WORK INSTRUCTIONS:
Return all the data below as it stands, minus the pictures.

INFORMATION SUPPLIED:

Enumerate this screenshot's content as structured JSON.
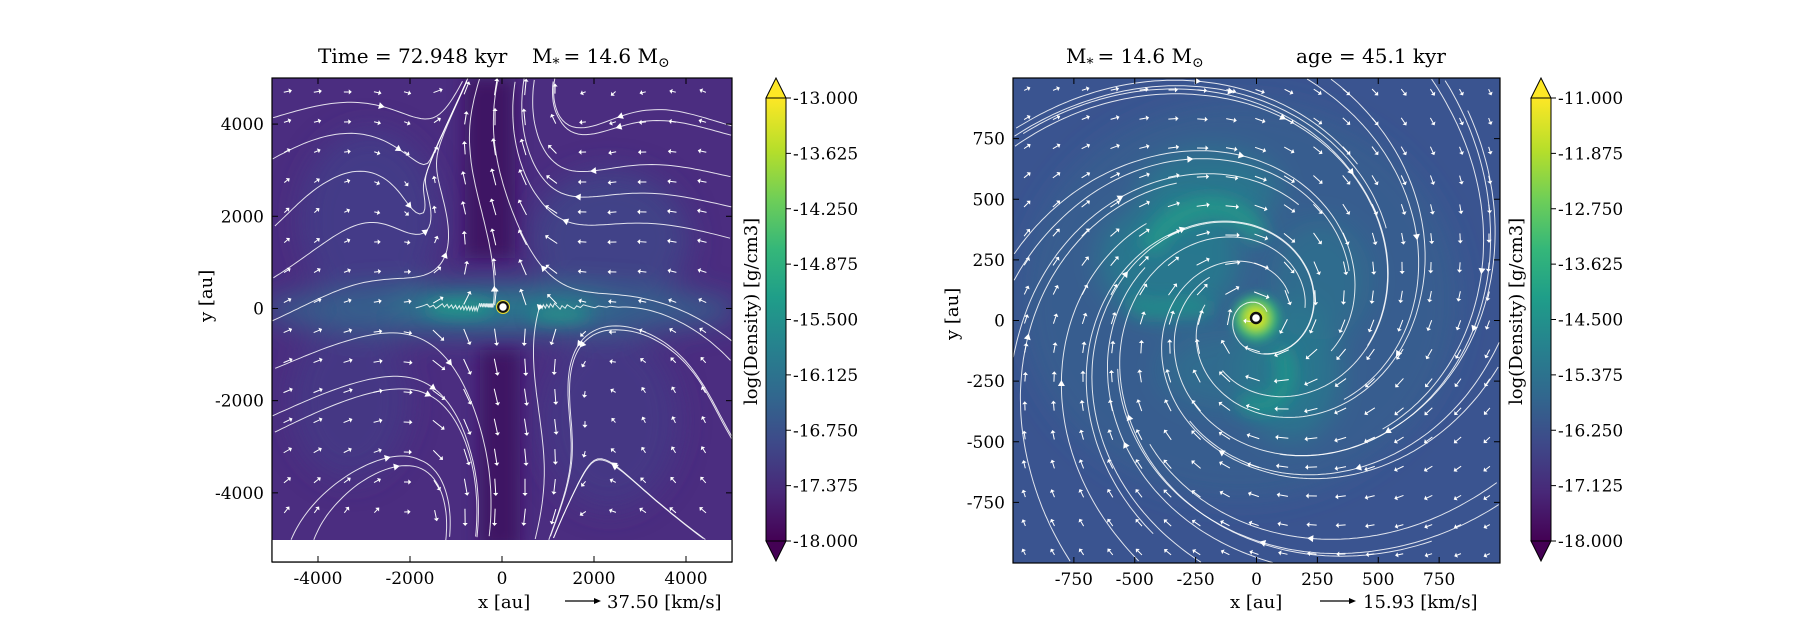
{
  "chart_data": [
    {
      "type": "heatmap",
      "title": "Time = 72.948 kyr",
      "title_mass_label": "M",
      "title_mass_sub": "*",
      "title_mass_value": "= 14.6 M",
      "title_mass_sun": "⊙",
      "xlabel": "x [au]",
      "ylabel": "y [au]",
      "xlim": [
        -5000,
        5000
      ],
      "ylim": [
        -5500,
        5000
      ],
      "xticks": [
        -4000,
        -2000,
        0,
        2000,
        4000
      ],
      "xtick_labels": [
        "-4000",
        "-2000",
        "0",
        "2000",
        "4000"
      ],
      "yticks": [
        4000,
        2000,
        0,
        -2000,
        -4000
      ],
      "ytick_labels": [
        "4000",
        "2000",
        "0",
        "-2000",
        "-4000"
      ],
      "colorbar_label": "log(Density) [g/cm3]",
      "colorbar_range": [
        -18.0,
        -13.0
      ],
      "colorbar_ticks": [
        "-13.000",
        "-13.625",
        "-14.250",
        "-14.875",
        "-15.500",
        "-16.125",
        "-16.750",
        "-17.375",
        "-18.000"
      ],
      "quiver_key": "37.50 [km/s]",
      "flow_pattern": "outflow"
    },
    {
      "type": "heatmap",
      "title_mass_label": "M",
      "title_mass_sub": "*",
      "title_mass_value": "= 14.6 M",
      "title_mass_sun": "⊙",
      "title_age": "age = 45.1 kyr",
      "xlabel": "x [au]",
      "ylabel": "y [au]",
      "xlim": [
        -1000,
        1000
      ],
      "ylim": [
        -1000,
        1000
      ],
      "xticks": [
        -750,
        -500,
        -250,
        0,
        250,
        500,
        750
      ],
      "xtick_labels": [
        "-750",
        "-500",
        "-250",
        "0",
        "250",
        "500",
        "750"
      ],
      "yticks": [
        750,
        500,
        250,
        0,
        -250,
        -500,
        -750
      ],
      "ytick_labels": [
        "750",
        "500",
        "250",
        "0",
        "-250",
        "-500",
        "-750"
      ],
      "colorbar_label": "log(Density) [g/cm3]",
      "colorbar_range": [
        -18.0,
        -11.0
      ],
      "colorbar_ticks": [
        "-11.000",
        "-11.875",
        "-12.750",
        "-13.625",
        "-14.500",
        "-15.375",
        "-16.250",
        "-17.125",
        "-18.000"
      ],
      "quiver_key": "15.93 [km/s]",
      "flow_pattern": "spiral"
    }
  ],
  "colors": {
    "cmap": [
      "#440154",
      "#482878",
      "#3e4989",
      "#31688e",
      "#26828e",
      "#1f9e89",
      "#35b779",
      "#6ece58",
      "#b5de2b",
      "#fde725"
    ],
    "vector": "#ffffff",
    "star_ring": "#111111",
    "background_left": "#4b2d80",
    "background_right": "#3a5490"
  }
}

ANSWER IN FULL:
Enumerate this screenshot's content as structured JSON.
{
  "chart_data": [
    {
      "type": "heatmap",
      "title": "Time = 72.948 kyr",
      "title_mass_label": "M",
      "title_mass_sub": "*",
      "title_mass_value": "= 14.6 M",
      "title_mass_sun": "⊙",
      "xlabel": "x [au]",
      "ylabel": "y [au]",
      "xlim": [
        -5000,
        5000
      ],
      "ylim": [
        -5500,
        5000
      ],
      "xticks": [
        -4000,
        -2000,
        0,
        2000,
        4000
      ],
      "xtick_labels": [
        "-4000",
        "-2000",
        "0",
        "2000",
        "4000"
      ],
      "yticks": [
        4000,
        2000,
        0,
        -2000,
        -4000
      ],
      "ytick_labels": [
        "4000",
        "2000",
        "0",
        "-2000",
        "-4000"
      ],
      "colorbar_label": "log(Density) [g/cm3]",
      "colorbar_range": [
        -18.0,
        -13.0
      ],
      "colorbar_ticks": [
        "-13.000",
        "-13.625",
        "-14.250",
        "-14.875",
        "-15.500",
        "-16.125",
        "-16.750",
        "-17.375",
        "-18.000"
      ],
      "quiver_key": "37.50 [km/s]",
      "flow_pattern": "outflow"
    },
    {
      "type": "heatmap",
      "title_mass_label": "M",
      "title_mass_sub": "*",
      "title_mass_value": "= 14.6 M",
      "title_mass_sun": "⊙",
      "title_age": "age = 45.1 kyr",
      "xlabel": "x [au]",
      "ylabel": "y [au]",
      "xlim": [
        -1000,
        1000
      ],
      "ylim": [
        -1000,
        1000
      ],
      "xticks": [
        -750,
        -500,
        -250,
        0,
        250,
        500,
        750
      ],
      "xtick_labels": [
        "-750",
        "-500",
        "-250",
        "0",
        "250",
        "500",
        "750"
      ],
      "yticks": [
        750,
        500,
        250,
        0,
        -250,
        -500,
        -750
      ],
      "ytick_labels": [
        "750",
        "500",
        "250",
        "0",
        "-250",
        "-500",
        "-750"
      ],
      "colorbar_label": "log(Density) [g/cm3]",
      "colorbar_range": [
        -18.0,
        -11.0
      ],
      "colorbar_ticks": [
        "-11.000",
        "-11.875",
        "-12.750",
        "-13.625",
        "-14.500",
        "-15.375",
        "-16.250",
        "-17.125",
        "-18.000"
      ],
      "quiver_key": "15.93 [km/s]",
      "flow_pattern": "spiral"
    }
  ],
  "colors": {
    "cmap": [
      "#440154",
      "#482878",
      "#3e4989",
      "#31688e",
      "#26828e",
      "#1f9e89",
      "#35b779",
      "#6ece58",
      "#b5de2b",
      "#fde725"
    ],
    "vector": "#ffffff",
    "star_ring": "#111111",
    "background_left": "#4b2d80",
    "background_right": "#3a5490"
  }
}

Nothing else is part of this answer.